TASK:
Write out each line from the data below that includes the word "AWAY".

RECORDS SHOWN:
___

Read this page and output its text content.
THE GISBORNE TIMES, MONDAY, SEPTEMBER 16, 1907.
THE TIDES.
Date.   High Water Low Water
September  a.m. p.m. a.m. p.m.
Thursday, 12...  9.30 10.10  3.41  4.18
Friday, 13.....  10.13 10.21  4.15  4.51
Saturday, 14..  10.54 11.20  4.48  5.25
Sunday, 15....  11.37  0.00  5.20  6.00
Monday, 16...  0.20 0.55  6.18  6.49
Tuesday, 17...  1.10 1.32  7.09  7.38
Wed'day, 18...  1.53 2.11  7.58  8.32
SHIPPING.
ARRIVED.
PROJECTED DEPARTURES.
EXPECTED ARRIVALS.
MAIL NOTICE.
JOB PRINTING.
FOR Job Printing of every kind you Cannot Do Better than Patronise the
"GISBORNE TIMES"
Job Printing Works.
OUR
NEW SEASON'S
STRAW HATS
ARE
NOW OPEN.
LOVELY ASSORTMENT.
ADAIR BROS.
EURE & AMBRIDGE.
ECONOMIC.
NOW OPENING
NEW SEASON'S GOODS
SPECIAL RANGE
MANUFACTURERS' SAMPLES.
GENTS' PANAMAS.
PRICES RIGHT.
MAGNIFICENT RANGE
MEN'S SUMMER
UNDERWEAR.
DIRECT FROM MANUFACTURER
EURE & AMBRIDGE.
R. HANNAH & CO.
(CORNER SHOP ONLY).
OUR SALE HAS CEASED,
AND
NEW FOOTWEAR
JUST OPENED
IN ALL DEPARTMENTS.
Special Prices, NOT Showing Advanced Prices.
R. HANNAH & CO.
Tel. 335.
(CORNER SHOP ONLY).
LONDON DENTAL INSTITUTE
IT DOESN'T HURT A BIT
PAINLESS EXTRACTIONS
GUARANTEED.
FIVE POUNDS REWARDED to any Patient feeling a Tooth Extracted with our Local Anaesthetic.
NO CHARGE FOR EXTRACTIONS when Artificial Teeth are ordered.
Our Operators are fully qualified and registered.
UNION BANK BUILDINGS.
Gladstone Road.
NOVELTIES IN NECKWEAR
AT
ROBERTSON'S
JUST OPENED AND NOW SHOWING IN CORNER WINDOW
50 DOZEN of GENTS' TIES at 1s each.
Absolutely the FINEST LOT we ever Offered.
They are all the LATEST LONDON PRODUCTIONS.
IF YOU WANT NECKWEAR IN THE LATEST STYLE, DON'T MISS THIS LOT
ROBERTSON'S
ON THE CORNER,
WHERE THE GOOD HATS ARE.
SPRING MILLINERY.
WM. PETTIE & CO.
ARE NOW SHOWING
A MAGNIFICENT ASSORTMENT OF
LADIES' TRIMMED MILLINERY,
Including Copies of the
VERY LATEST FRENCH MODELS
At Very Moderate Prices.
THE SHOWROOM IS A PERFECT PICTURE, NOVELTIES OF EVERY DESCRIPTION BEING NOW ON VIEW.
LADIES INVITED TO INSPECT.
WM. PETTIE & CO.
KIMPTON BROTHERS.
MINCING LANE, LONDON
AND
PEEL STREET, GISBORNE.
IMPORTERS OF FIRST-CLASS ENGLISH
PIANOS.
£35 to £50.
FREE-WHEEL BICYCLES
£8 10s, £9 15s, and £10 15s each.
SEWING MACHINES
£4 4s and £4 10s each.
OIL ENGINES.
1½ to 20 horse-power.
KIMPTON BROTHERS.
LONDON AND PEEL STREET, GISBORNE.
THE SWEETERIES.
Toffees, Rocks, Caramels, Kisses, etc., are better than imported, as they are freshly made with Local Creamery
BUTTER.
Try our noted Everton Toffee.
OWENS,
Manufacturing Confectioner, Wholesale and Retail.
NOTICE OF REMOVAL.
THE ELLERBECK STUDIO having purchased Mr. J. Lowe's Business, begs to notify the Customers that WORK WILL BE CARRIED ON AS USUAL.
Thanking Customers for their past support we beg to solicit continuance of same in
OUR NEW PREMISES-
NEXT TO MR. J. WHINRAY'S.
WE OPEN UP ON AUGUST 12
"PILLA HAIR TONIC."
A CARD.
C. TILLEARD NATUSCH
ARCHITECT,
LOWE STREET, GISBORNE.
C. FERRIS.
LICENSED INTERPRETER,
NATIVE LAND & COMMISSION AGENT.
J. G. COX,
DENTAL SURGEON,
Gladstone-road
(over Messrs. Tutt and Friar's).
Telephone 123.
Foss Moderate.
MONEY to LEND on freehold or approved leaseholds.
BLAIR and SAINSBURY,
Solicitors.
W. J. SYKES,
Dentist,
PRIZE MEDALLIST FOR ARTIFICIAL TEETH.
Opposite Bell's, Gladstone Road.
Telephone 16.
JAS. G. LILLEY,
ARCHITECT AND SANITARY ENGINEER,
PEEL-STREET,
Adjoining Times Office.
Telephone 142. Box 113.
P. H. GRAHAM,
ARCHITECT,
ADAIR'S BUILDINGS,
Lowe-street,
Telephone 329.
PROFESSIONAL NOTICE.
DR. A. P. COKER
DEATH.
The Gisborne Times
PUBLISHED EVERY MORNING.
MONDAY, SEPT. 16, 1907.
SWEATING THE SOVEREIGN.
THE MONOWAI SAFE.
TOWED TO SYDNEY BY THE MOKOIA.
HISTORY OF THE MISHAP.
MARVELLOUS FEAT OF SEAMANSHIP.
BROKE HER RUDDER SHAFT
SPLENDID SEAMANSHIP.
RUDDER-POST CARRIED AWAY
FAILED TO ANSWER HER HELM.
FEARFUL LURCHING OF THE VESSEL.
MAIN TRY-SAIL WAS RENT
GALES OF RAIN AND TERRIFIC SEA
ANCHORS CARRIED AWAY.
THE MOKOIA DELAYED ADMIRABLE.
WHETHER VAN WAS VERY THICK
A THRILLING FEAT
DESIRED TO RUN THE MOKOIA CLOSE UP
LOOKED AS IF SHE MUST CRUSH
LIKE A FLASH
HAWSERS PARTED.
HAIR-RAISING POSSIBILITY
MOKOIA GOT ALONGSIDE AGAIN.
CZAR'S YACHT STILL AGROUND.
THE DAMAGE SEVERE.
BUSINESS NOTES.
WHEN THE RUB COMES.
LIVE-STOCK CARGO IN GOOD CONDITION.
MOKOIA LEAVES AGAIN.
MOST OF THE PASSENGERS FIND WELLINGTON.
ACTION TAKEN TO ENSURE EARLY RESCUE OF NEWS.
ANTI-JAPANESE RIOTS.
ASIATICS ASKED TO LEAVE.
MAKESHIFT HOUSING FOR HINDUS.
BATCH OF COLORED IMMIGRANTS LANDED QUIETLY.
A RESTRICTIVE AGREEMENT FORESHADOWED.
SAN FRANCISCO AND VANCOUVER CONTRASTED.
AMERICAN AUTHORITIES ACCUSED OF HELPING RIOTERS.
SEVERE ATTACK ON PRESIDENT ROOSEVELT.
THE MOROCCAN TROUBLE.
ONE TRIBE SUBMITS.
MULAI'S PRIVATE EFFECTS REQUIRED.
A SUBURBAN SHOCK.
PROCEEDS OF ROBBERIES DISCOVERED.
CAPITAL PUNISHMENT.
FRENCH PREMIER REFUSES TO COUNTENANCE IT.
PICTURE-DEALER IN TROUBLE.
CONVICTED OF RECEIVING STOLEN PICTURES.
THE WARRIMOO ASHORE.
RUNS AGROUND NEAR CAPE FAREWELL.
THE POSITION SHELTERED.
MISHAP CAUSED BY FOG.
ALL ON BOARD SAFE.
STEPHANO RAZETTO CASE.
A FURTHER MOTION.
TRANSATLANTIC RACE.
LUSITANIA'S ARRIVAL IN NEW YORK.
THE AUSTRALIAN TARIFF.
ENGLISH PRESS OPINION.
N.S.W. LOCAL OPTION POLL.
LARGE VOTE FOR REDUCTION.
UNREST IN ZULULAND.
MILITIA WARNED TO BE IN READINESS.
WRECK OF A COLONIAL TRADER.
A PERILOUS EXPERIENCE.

___

SOLUTION TO THE EXERCISE:
RUDDER-POST CARRIED AWAY
ANCHORS CARRIED AWAY.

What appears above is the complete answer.